[Exercise prompt] Each entry below is to be written out exactly, and the pictures are to be left out.

[Data]
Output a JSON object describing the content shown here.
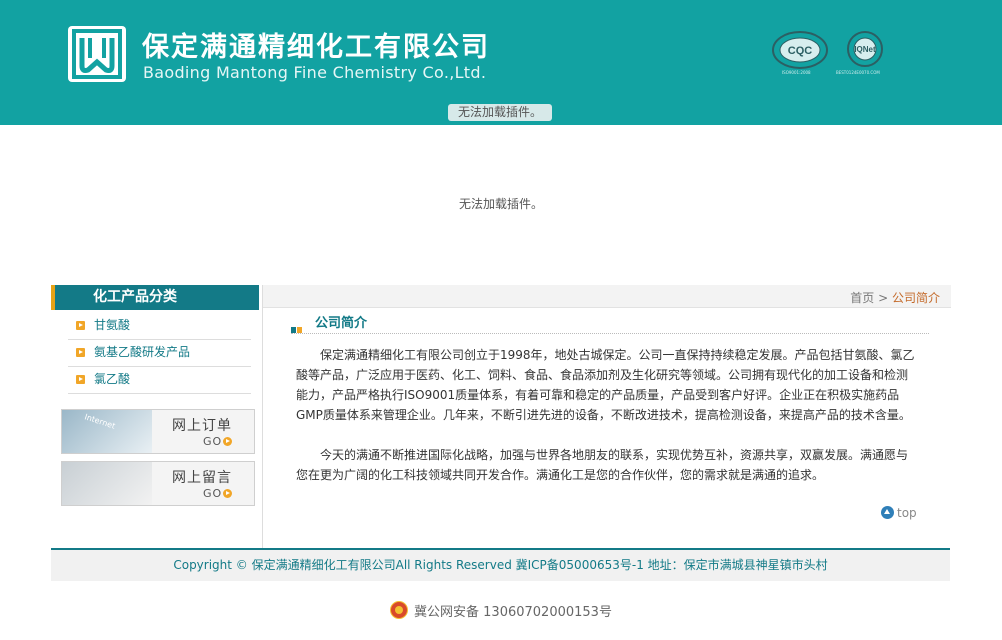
{
  "header": {
    "company_cn": "保定满通精细化工有限公司",
    "company_en": "Baoding Mantong Fine Chemistry Co.,Ltd.",
    "cert1_caption": "ISO9001:2008",
    "cert2_caption": "BEST0124E0070.COM",
    "plugin_msg": "无法加载插件。"
  },
  "flash": {
    "plugin_msg": "无法加载插件。"
  },
  "sidebar": {
    "title": "化工产品分类",
    "items": [
      {
        "label": "甘氨酸"
      },
      {
        "label": "氨基乙酸研发产品"
      },
      {
        "label": "氯乙酸"
      }
    ],
    "banners": [
      {
        "title": "网上订单",
        "go": "GO",
        "pic_text": "Internet"
      },
      {
        "title": "网上留言",
        "go": "GO",
        "pic_text": ""
      }
    ]
  },
  "breadcrumb": {
    "home": "首页",
    "sep": ">",
    "current": "公司简介"
  },
  "section": {
    "title": "公司简介",
    "paragraphs": [
      "保定满通精细化工有限公司创立于1998年，地处古城保定。公司一直保持持续稳定发展。产品包括甘氨酸、氯乙酸等产品，广泛应用于医药、化工、饲料、食品、食品添加剂及生化研究等领域。公司拥有现代化的加工设备和检测能力，产品严格执行ISO9001质量体系，有着可靠和稳定的产品质量，产品受到客户好评。企业正在积极实施药品GMP质量体系来管理企业。几年来，不断引进先进的设备，不断改进技术，提高检测设备，来提高产品的技术含量。",
      "今天的满通不断推进国际化战略，加强与世界各地朋友的联系，实现优势互补，资源共享，双赢发展。满通愿与您在更为广阔的化工科技领域共同开发合作。满通化工是您的合作伙伴，您的需求就是满通的追求。"
    ],
    "top_label": "top"
  },
  "footer": {
    "copyright": "Copyright © 保定满通精细化工有限公司All Rights Reserved  冀ICP备05000653号-1  地址：保定市满城县神星镇市头村",
    "police": "冀公网安备 13060702000153号"
  },
  "colors": {
    "header_bg": "#12a2a2",
    "accent": "#137a87",
    "orange": "#f1a628"
  },
  "icons": [
    "logo-icon",
    "cert-cqc-icon",
    "cert-iqnet-icon",
    "arrow-icon",
    "go-icon",
    "top-arrow-icon",
    "police-badge-icon"
  ]
}
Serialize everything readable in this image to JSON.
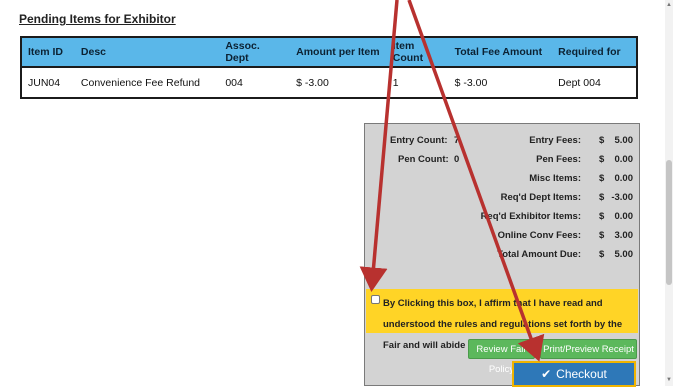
{
  "section": {
    "title": "Pending Items for Exhibitor"
  },
  "table": {
    "columns": [
      "Item ID",
      "Desc",
      "Assoc. Dept",
      "Amount per Item",
      "Item Count",
      "Total Fee Amount",
      "Required for"
    ],
    "rows": [
      [
        "JUN04",
        "Convenience Fee Refund",
        "004",
        "$ -3.00",
        "1",
        "$ -3.00",
        "Dept 004"
      ]
    ]
  },
  "summary": {
    "entry_count_label": "Entry Count:",
    "entry_count_value": "7",
    "pen_count_label": "Pen Count:",
    "pen_count_value": "0",
    "fees": [
      {
        "label": "Entry Fees:",
        "currency": "$",
        "value": "5.00"
      },
      {
        "label": "Pen Fees:",
        "currency": "$",
        "value": "0.00"
      },
      {
        "label": "Misc Items:",
        "currency": "$",
        "value": "0.00"
      },
      {
        "label": "Req'd Dept Items:",
        "currency": "$",
        "value": "-3.00"
      },
      {
        "label": "Req'd Exhibitor Items:",
        "currency": "$",
        "value": "0.00"
      },
      {
        "label": "Online Conv Fees:",
        "currency": "$",
        "value": "3.00"
      },
      {
        "label": "Total Amount Due:",
        "currency": "$",
        "value": "5.00"
      }
    ],
    "affirm_text": "By Clicking this box, I affirm that I have read and understood the rules and regulations set forth by the Fair and will abide by them.",
    "affirm_checked": false,
    "review_button": "Review Fair Policy",
    "print_button": "Print/Preview Receipt",
    "checkout_button": "Checkout",
    "checkout_icon": "check-icon"
  },
  "annotations": {
    "arrow_color": "#b8312f"
  },
  "colors": {
    "table_header": "#5ab7e9",
    "affirm_highlight": "#ffd426",
    "green_button": "#5cb85c",
    "checkout_button": "#2e78b8"
  }
}
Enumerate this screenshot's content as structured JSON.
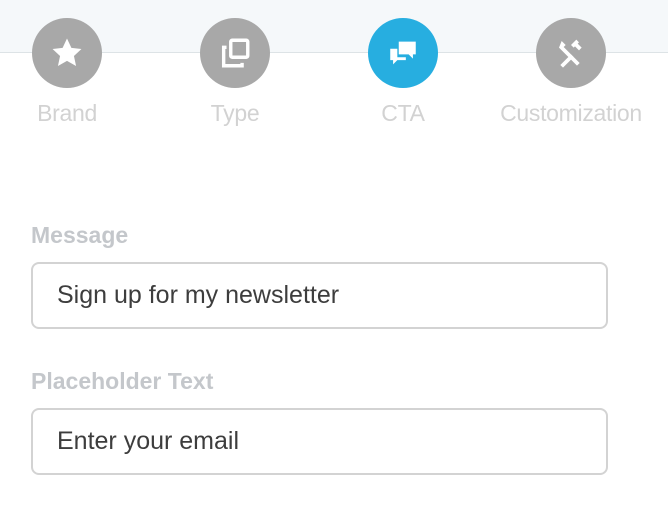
{
  "steps": [
    {
      "label": "Brand",
      "icon": "star-icon",
      "active": false
    },
    {
      "label": "Type",
      "icon": "copy-icon",
      "active": false
    },
    {
      "label": "CTA",
      "icon": "chat-bubbles-icon",
      "active": true
    },
    {
      "label": "Customization",
      "icon": "tools-icon",
      "active": false
    }
  ],
  "colors": {
    "step_inactive": "#a8a8a8",
    "step_active": "#27aee0",
    "label_text": "#c4c7cb"
  },
  "form": {
    "message": {
      "label": "Message",
      "value": "Sign up for my newsletter"
    },
    "placeholder_text": {
      "label": "Placeholder Text",
      "value": "Enter your email"
    }
  }
}
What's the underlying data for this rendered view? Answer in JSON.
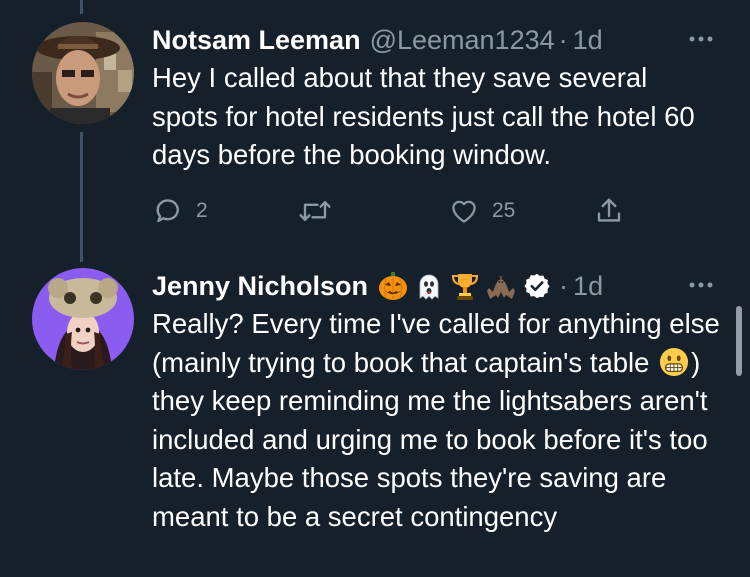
{
  "tweets": [
    {
      "name": "Notsam Leeman",
      "handle": "@Leeman1234",
      "separator": "·",
      "time": "1d",
      "text": "Hey I called about that they save several spots for hotel residents just call the hotel 60 days before the booking window.",
      "actions": {
        "reply_count": "2",
        "retweet_count": "",
        "like_count": "25"
      },
      "icons": [
        "reply-icon",
        "retweet-icon",
        "like-icon",
        "share-icon",
        "more-icon"
      ]
    },
    {
      "name": "Jenny Nicholson",
      "name_emojis": [
        "jack-o-lantern-emoji",
        "ghost-emoji",
        "trophy-emoji",
        "bat-emoji"
      ],
      "verified": true,
      "separator": "·",
      "time": "1d",
      "text_part1": "Really? Every time I've called for anything else (mainly trying to book that captain's table ",
      "inline_emoji": "grimacing-face-emoji",
      "text_part2": ") they keep reminding me the lightsabers aren't included and urging me to book before it's too late. Maybe those spots they're saving are meant to be a secret contingency"
    }
  ],
  "colors": {
    "background": "#15202b",
    "secondary_text": "#8b98a5",
    "thread_line": "#3d5466"
  }
}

[Complete answer]
Output a JSON object describing the content shown here.
{
  "header": {
    "company_cn": "保定满通精细化工有限公司",
    "company_en": "Baoding Mantong Fine Chemistry Co.,Ltd.",
    "cert1_caption": "ISO9001:2008",
    "cert2_caption": "BEST0124E0070.COM",
    "plugin_msg": "无法加载插件。"
  },
  "flash": {
    "plugin_msg": "无法加载插件。"
  },
  "sidebar": {
    "title": "化工产品分类",
    "items": [
      {
        "label": "甘氨酸"
      },
      {
        "label": "氨基乙酸研发产品"
      },
      {
        "label": "氯乙酸"
      }
    ],
    "banners": [
      {
        "title": "网上订单",
        "go": "GO",
        "pic_text": "Internet"
      },
      {
        "title": "网上留言",
        "go": "GO",
        "pic_text": ""
      }
    ]
  },
  "breadcrumb": {
    "home": "首页",
    "sep": ">",
    "current": "公司简介"
  },
  "section": {
    "title": "公司简介",
    "paragraphs": [
      "保定满通精细化工有限公司创立于1998年，地处古城保定。公司一直保持持续稳定发展。产品包括甘氨酸、氯乙酸等产品，广泛应用于医药、化工、饲料、食品、食品添加剂及生化研究等领域。公司拥有现代化的加工设备和检测能力，产品严格执行ISO9001质量体系，有着可靠和稳定的产品质量，产品受到客户好评。企业正在积极实施药品GMP质量体系来管理企业。几年来，不断引进先进的设备，不断改进技术，提高检测设备，来提高产品的技术含量。",
      "今天的满通不断推进国际化战略，加强与世界各地朋友的联系，实现优势互补，资源共享，双赢发展。满通愿与您在更为广阔的化工科技领域共同开发合作。满通化工是您的合作伙伴，您的需求就是满通的追求。"
    ],
    "top_label": "top"
  },
  "footer": {
    "copyright": "Copyright © 保定满通精细化工有限公司All Rights Reserved  冀ICP备05000653号-1  地址：保定市满城县神星镇市头村",
    "police": "冀公网安备 13060702000153号"
  },
  "colors": {
    "header_bg": "#12a2a2",
    "accent": "#137a87",
    "orange": "#f1a628"
  },
  "icons": [
    "logo-icon",
    "cert-cqc-icon",
    "cert-iqnet-icon",
    "arrow-icon",
    "go-icon",
    "top-arrow-icon",
    "police-badge-icon"
  ]
}
Serialize everything readable in this image to JSON.
{
  "section": {
    "title": "Pending Items for Exhibitor"
  },
  "table": {
    "columns": [
      "Item ID",
      "Desc",
      "Assoc. Dept",
      "Amount per Item",
      "Item Count",
      "Total Fee Amount",
      "Required for"
    ],
    "rows": [
      [
        "JUN04",
        "Convenience Fee Refund",
        "004",
        "$ -3.00",
        "1",
        "$ -3.00",
        "Dept 004"
      ]
    ]
  },
  "summary": {
    "entry_count_label": "Entry Count:",
    "entry_count_value": "7",
    "pen_count_label": "Pen Count:",
    "pen_count_value": "0",
    "fees": [
      {
        "label": "Entry Fees:",
        "currency": "$",
        "value": "5.00"
      },
      {
        "label": "Pen Fees:",
        "currency": "$",
        "value": "0.00"
      },
      {
        "label": "Misc Items:",
        "currency": "$",
        "value": "0.00"
      },
      {
        "label": "Req'd Dept Items:",
        "currency": "$",
        "value": "-3.00"
      },
      {
        "label": "Req'd Exhibitor Items:",
        "currency": "$",
        "value": "0.00"
      },
      {
        "label": "Online Conv Fees:",
        "currency": "$",
        "value": "3.00"
      },
      {
        "label": "Total Amount Due:",
        "currency": "$",
        "value": "5.00"
      }
    ],
    "affirm_text": "By Clicking this box, I affirm that I have read and understood the rules and regulations set forth by the Fair and will abide by them.",
    "affirm_checked": false,
    "review_button": "Review Fair Policy",
    "print_button": "Print/Preview Receipt",
    "checkout_button": "Checkout",
    "checkout_icon": "check-icon"
  },
  "annotations": {
    "arrow_color": "#b8312f"
  },
  "colors": {
    "table_header": "#5ab7e9",
    "affirm_highlight": "#ffd426",
    "green_button": "#5cb85c",
    "checkout_button": "#2e78b8"
  }
}
Enumerate this screenshot's content as structured JSON.
{
  "steps": [
    {
      "label": "Brand",
      "icon": "star-icon",
      "active": false
    },
    {
      "label": "Type",
      "icon": "copy-icon",
      "active": false
    },
    {
      "label": "CTA",
      "icon": "chat-bubbles-icon",
      "active": true
    },
    {
      "label": "Customization",
      "icon": "tools-icon",
      "active": false
    }
  ],
  "colors": {
    "step_inactive": "#a8a8a8",
    "step_active": "#27aee0",
    "label_text": "#c4c7cb"
  },
  "form": {
    "message": {
      "label": "Message",
      "value": "Sign up for my newsletter"
    },
    "placeholder_text": {
      "label": "Placeholder Text",
      "value": "Enter your email"
    }
  }
}
What's the underlying data for this rendered view? Answer in JSON.
{
  "tweets": [
    {
      "name": "Notsam Leeman",
      "handle": "@Leeman1234",
      "separator": "·",
      "time": "1d",
      "text": "Hey I called about that they save several spots for hotel residents just call the hotel 60 days before the booking window.",
      "actions": {
        "reply_count": "2",
        "retweet_count": "",
        "like_count": "25"
      },
      "icons": [
        "reply-icon",
        "retweet-icon",
        "like-icon",
        "share-icon",
        "more-icon"
      ]
    },
    {
      "name": "Jenny Nicholson",
      "name_emojis": [
        "jack-o-lantern-emoji",
        "ghost-emoji",
        "trophy-emoji",
        "bat-emoji"
      ],
      "verified": true,
      "separator": "·",
      "time": "1d",
      "text_part1": "Really? Every time I've called for anything else (mainly trying to book that captain's table ",
      "inline_emoji": "grimacing-face-emoji",
      "text_part2": ") they keep reminding me the lightsabers aren't included and urging me to book before it's too late. Maybe those spots they're saving are meant to be a secret contingency"
    }
  ],
  "colors": {
    "background": "#15202b",
    "secondary_text": "#8b98a5",
    "thread_line": "#3d5466"
  }
}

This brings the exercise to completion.